- _What to produce_: Copy every line of the data that includes the string "CORRELATION".

- _Exercise material_:
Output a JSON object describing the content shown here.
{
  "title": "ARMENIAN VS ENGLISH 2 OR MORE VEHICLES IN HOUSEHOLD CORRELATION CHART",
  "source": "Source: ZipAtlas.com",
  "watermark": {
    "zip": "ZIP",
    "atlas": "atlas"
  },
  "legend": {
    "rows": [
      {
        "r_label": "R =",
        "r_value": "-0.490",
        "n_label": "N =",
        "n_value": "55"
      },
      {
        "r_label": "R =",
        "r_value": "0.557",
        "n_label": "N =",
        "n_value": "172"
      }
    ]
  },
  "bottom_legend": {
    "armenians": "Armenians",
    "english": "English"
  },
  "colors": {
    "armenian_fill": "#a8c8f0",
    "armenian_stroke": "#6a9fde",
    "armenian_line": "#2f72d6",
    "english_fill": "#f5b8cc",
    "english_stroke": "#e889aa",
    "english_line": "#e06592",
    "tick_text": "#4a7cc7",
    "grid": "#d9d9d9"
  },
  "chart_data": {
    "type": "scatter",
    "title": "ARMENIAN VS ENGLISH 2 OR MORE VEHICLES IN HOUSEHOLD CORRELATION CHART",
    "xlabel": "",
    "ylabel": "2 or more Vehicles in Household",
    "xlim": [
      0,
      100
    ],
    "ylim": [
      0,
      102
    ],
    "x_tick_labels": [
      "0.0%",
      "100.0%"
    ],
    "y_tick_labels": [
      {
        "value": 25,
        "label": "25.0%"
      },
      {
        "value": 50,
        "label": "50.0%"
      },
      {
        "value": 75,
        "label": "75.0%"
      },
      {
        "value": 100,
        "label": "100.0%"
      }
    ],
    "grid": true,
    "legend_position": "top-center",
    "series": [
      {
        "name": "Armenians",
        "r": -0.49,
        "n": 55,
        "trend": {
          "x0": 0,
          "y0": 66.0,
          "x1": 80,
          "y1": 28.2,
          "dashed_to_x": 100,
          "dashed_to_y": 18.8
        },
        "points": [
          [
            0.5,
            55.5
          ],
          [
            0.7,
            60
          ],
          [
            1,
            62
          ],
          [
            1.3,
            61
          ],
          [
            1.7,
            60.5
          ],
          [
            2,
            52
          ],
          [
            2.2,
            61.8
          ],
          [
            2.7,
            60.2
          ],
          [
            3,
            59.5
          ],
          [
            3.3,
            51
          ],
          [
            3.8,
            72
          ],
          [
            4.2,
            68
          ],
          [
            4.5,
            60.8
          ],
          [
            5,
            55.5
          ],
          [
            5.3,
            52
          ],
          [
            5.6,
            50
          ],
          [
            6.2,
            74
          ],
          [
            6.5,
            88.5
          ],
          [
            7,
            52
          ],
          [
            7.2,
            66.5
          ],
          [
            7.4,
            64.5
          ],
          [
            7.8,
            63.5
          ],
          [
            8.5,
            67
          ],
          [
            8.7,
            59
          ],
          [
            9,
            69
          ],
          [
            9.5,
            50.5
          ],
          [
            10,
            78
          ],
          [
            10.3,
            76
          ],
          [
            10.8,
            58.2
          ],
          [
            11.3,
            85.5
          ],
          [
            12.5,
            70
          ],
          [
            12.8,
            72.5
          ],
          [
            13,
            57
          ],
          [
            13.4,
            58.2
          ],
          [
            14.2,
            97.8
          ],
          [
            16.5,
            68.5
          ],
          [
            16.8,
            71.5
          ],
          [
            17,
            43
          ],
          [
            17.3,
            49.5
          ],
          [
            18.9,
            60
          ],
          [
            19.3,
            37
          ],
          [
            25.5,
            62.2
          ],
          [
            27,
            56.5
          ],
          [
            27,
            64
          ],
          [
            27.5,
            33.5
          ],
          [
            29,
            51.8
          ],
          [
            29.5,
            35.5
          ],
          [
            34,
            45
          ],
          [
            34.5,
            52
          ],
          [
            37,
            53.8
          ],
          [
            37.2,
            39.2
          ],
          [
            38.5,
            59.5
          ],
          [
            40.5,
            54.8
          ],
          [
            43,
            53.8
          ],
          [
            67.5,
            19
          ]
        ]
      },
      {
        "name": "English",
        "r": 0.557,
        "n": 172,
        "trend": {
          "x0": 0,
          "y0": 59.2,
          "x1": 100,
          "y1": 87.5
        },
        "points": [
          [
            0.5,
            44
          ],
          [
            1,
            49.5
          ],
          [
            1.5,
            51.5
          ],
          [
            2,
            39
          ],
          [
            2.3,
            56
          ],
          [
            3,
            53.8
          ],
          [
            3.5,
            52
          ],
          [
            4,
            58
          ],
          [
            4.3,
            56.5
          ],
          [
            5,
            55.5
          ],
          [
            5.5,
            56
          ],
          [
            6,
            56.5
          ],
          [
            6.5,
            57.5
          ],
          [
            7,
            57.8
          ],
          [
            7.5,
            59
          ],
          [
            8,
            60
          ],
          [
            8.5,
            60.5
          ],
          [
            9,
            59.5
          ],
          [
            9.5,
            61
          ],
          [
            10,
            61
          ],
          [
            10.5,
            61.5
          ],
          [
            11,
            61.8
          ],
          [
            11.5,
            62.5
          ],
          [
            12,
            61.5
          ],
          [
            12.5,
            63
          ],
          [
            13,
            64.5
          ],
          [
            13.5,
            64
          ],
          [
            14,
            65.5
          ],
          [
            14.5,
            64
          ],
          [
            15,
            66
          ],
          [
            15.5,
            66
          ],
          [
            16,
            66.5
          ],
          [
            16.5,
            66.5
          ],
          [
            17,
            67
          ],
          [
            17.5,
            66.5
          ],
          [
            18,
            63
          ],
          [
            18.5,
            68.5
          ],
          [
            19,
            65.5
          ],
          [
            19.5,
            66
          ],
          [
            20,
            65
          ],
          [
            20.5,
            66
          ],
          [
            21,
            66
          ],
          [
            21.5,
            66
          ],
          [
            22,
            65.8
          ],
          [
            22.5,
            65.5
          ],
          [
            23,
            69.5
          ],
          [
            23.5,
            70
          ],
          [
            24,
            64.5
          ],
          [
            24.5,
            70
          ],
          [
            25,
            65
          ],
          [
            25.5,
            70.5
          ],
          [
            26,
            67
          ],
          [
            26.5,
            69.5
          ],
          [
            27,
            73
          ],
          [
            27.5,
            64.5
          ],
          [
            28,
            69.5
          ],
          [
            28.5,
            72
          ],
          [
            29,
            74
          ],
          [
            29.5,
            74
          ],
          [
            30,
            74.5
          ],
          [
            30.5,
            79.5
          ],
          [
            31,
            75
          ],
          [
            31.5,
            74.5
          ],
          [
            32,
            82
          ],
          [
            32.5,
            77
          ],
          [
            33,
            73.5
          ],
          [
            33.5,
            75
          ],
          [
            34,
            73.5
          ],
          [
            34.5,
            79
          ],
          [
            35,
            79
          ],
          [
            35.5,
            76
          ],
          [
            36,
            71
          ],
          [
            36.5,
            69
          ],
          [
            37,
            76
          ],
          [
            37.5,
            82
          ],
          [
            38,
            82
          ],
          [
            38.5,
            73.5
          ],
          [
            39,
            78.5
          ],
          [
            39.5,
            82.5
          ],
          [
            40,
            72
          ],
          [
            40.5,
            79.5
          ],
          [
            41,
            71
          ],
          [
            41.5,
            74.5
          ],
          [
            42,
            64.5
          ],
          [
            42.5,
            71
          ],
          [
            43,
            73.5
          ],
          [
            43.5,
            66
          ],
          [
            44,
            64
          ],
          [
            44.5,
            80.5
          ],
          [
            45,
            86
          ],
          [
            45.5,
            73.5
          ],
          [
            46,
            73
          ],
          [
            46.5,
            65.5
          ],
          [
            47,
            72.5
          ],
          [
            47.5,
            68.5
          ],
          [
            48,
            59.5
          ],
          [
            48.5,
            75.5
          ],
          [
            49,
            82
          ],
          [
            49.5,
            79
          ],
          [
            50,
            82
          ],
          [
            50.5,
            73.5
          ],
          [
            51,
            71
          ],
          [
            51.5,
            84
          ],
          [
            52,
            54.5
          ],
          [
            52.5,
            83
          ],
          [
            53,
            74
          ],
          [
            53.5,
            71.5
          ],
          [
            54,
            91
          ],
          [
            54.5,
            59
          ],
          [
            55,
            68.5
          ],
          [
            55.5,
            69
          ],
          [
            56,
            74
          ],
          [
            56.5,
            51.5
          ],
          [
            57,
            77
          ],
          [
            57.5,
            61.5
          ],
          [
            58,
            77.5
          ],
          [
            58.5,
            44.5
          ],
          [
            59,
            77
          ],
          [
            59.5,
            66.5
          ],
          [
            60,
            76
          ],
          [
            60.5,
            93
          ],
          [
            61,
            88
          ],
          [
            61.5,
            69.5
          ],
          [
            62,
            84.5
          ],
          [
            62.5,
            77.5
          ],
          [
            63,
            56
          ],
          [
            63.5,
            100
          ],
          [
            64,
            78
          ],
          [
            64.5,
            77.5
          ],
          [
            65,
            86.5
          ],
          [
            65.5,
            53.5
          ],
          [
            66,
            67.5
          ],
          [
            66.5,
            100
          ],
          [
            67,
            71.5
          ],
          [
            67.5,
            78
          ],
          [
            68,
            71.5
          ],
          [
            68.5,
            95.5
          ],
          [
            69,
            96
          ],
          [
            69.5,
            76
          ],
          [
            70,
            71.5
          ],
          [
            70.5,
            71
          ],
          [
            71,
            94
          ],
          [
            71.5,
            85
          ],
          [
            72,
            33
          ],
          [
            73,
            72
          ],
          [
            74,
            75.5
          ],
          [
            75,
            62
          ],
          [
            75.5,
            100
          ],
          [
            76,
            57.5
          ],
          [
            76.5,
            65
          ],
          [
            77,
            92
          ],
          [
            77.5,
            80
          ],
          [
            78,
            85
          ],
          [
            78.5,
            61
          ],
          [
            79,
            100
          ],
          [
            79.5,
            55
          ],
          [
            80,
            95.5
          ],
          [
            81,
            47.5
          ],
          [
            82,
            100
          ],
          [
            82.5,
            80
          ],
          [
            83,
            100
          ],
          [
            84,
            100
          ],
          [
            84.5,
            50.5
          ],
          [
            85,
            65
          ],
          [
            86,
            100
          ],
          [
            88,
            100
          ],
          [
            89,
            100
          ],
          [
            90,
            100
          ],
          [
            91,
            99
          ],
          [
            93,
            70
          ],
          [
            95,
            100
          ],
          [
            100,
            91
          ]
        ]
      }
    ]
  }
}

- _The result_:
  "title": "ARMENIAN VS ENGLISH 2 OR MORE VEHICLES IN HOUSEHOLD CORRELATION CHART",
    "title": "ARMENIAN VS ENGLISH 2 OR MORE VEHICLES IN HOUSEHOLD CORRELATION CHART",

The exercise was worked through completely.